### Stored data

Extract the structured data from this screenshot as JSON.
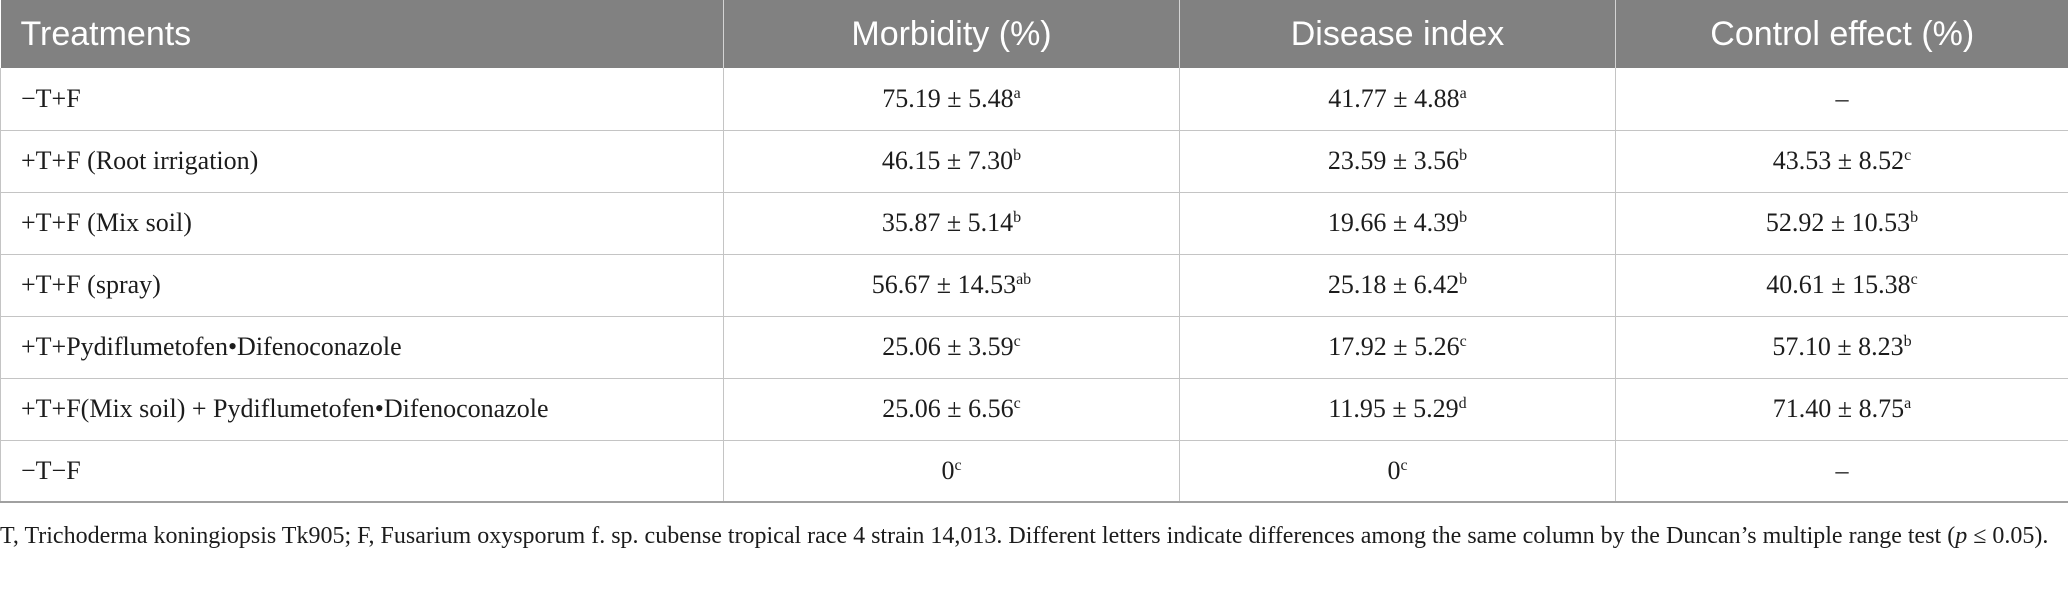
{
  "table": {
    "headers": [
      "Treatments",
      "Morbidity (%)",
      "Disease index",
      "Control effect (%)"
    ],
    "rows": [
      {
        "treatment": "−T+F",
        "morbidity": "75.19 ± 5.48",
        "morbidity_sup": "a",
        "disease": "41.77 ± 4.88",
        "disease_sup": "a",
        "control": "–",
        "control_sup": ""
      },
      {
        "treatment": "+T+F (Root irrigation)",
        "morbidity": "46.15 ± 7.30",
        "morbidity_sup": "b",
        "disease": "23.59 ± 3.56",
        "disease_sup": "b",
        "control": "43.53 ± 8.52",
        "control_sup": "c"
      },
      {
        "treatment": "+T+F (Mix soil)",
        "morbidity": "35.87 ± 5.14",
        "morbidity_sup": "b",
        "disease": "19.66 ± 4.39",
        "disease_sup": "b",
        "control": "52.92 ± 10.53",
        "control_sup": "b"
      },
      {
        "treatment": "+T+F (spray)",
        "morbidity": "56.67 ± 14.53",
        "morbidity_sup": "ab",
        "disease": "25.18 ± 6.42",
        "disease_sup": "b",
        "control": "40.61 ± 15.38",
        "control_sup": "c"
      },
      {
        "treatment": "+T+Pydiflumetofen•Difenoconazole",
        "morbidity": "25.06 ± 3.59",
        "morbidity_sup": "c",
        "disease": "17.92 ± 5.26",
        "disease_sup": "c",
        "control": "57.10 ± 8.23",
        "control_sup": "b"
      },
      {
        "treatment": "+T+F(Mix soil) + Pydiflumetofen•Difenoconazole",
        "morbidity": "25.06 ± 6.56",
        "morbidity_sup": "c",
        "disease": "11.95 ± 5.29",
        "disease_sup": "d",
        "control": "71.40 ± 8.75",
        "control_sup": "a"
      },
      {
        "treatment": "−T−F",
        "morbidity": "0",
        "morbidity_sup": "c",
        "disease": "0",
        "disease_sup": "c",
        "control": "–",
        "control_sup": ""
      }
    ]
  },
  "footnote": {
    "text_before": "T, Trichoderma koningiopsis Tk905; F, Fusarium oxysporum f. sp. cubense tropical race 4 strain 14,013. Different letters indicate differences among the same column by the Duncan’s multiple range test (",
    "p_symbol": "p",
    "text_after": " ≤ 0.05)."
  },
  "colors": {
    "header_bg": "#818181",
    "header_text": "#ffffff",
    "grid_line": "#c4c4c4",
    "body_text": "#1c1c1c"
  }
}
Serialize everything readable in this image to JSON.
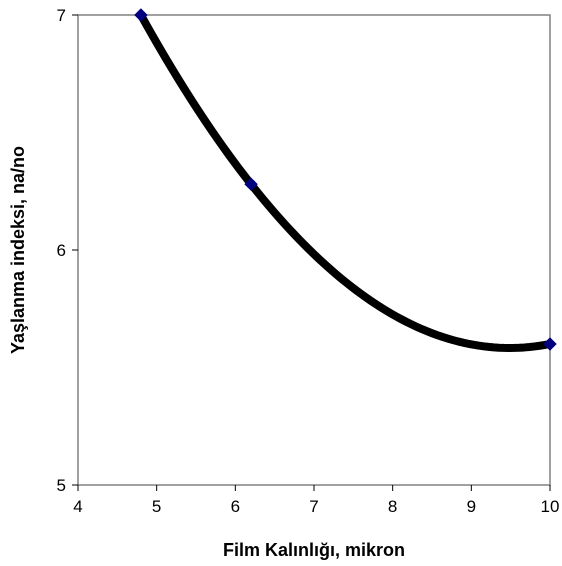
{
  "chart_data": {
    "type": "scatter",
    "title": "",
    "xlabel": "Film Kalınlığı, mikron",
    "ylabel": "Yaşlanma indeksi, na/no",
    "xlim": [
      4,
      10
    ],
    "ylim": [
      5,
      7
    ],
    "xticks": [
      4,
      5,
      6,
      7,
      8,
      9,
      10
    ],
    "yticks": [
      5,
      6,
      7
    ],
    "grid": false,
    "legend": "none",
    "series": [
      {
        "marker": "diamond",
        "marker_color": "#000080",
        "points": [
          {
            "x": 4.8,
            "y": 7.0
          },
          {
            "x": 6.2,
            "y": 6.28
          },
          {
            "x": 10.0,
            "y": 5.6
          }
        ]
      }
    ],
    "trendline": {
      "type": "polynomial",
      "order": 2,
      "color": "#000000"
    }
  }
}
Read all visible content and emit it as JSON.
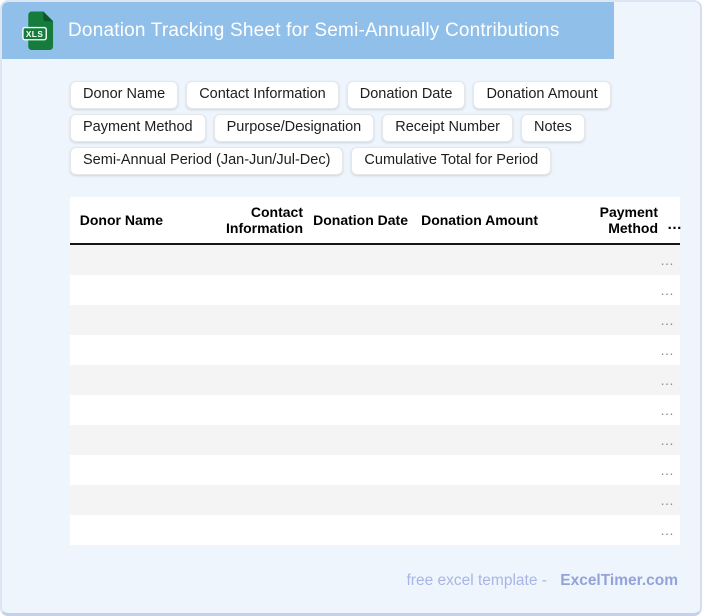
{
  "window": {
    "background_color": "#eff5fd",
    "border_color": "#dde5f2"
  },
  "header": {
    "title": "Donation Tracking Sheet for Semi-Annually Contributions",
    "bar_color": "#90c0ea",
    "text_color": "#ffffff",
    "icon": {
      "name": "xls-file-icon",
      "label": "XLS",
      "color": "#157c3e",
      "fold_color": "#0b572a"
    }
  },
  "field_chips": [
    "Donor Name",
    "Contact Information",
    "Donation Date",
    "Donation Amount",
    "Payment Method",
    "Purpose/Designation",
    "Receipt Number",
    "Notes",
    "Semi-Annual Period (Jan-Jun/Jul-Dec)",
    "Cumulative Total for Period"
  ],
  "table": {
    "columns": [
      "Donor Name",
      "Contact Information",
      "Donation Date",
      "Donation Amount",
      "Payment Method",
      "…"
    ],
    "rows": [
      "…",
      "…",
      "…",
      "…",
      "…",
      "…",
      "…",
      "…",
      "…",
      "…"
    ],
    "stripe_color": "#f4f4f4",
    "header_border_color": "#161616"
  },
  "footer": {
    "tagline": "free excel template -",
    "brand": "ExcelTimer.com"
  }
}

######

▶ Set exercise
Print the complete listing exactly, apart from any pictures.

▶ Answer to this task
Extract the structured data from this screenshot as JSON.
{
  "table": {
    "headers": [
      "Treatments",
      "Morbidity (%)",
      "Disease index",
      "Control effect (%)"
    ],
    "rows": [
      {
        "treatment": "−T+F",
        "morbidity": "75.19 ± 5.48",
        "morbidity_sup": "a",
        "disease": "41.77 ± 4.88",
        "disease_sup": "a",
        "control": "–",
        "control_sup": ""
      },
      {
        "treatment": "+T+F (Root irrigation)",
        "morbidity": "46.15 ± 7.30",
        "morbidity_sup": "b",
        "disease": "23.59 ± 3.56",
        "disease_sup": "b",
        "control": "43.53 ± 8.52",
        "control_sup": "c"
      },
      {
        "treatment": "+T+F (Mix soil)",
        "morbidity": "35.87 ± 5.14",
        "morbidity_sup": "b",
        "disease": "19.66 ± 4.39",
        "disease_sup": "b",
        "control": "52.92 ± 10.53",
        "control_sup": "b"
      },
      {
        "treatment": "+T+F (spray)",
        "morbidity": "56.67 ± 14.53",
        "morbidity_sup": "ab",
        "disease": "25.18 ± 6.42",
        "disease_sup": "b",
        "control": "40.61 ± 15.38",
        "control_sup": "c"
      },
      {
        "treatment": "+T+Pydiflumetofen•Difenoconazole",
        "morbidity": "25.06 ± 3.59",
        "morbidity_sup": "c",
        "disease": "17.92 ± 5.26",
        "disease_sup": "c",
        "control": "57.10 ± 8.23",
        "control_sup": "b"
      },
      {
        "treatment": "+T+F(Mix soil) + Pydiflumetofen•Difenoconazole",
        "morbidity": "25.06 ± 6.56",
        "morbidity_sup": "c",
        "disease": "11.95 ± 5.29",
        "disease_sup": "d",
        "control": "71.40 ± 8.75",
        "control_sup": "a"
      },
      {
        "treatment": "−T−F",
        "morbidity": "0",
        "morbidity_sup": "c",
        "disease": "0",
        "disease_sup": "c",
        "control": "–",
        "control_sup": ""
      }
    ]
  },
  "footnote": {
    "text_before": "T, Trichoderma koningiopsis Tk905; F, Fusarium oxysporum f. sp. cubense tropical race 4 strain 14,013. Different letters indicate differences among the same column by the Duncan’s multiple range test (",
    "p_symbol": "p",
    "text_after": " ≤ 0.05)."
  },
  "colors": {
    "header_bg": "#818181",
    "header_text": "#ffffff",
    "grid_line": "#c4c4c4",
    "body_text": "#1c1c1c"
  }
}
Serialize everything readable in this image to JSON.
{
  "chart_data": {
    "type": "scatter",
    "title": "",
    "xlabel": "Film Kalınlığı, mikron",
    "ylabel": "Yaşlanma indeksi, na/no",
    "xlim": [
      4,
      10
    ],
    "ylim": [
      5,
      7
    ],
    "xticks": [
      4,
      5,
      6,
      7,
      8,
      9,
      10
    ],
    "yticks": [
      5,
      6,
      7
    ],
    "grid": false,
    "legend": "none",
    "series": [
      {
        "marker": "diamond",
        "marker_color": "#000080",
        "points": [
          {
            "x": 4.8,
            "y": 7.0
          },
          {
            "x": 6.2,
            "y": 6.28
          },
          {
            "x": 10.0,
            "y": 5.6
          }
        ]
      }
    ],
    "trendline": {
      "type": "polynomial",
      "order": 2,
      "color": "#000000"
    }
  }
}
Read all visible content and emit it as JSON.
{
  "window": {
    "background_color": "#eff5fd",
    "border_color": "#dde5f2"
  },
  "header": {
    "title": "Donation Tracking Sheet for Semi-Annually Contributions",
    "bar_color": "#90c0ea",
    "text_color": "#ffffff",
    "icon": {
      "name": "xls-file-icon",
      "label": "XLS",
      "color": "#157c3e",
      "fold_color": "#0b572a"
    }
  },
  "field_chips": [
    "Donor Name",
    "Contact Information",
    "Donation Date",
    "Donation Amount",
    "Payment Method",
    "Purpose/Designation",
    "Receipt Number",
    "Notes",
    "Semi-Annual Period (Jan-Jun/Jul-Dec)",
    "Cumulative Total for Period"
  ],
  "table": {
    "columns": [
      "Donor Name",
      "Contact Information",
      "Donation Date",
      "Donation Amount",
      "Payment Method",
      "…"
    ],
    "rows": [
      "…",
      "…",
      "…",
      "…",
      "…",
      "…",
      "…",
      "…",
      "…",
      "…"
    ],
    "stripe_color": "#f4f4f4",
    "header_border_color": "#161616"
  },
  "footer": {
    "tagline": "free excel template -",
    "brand": "ExcelTimer.com"
  }
}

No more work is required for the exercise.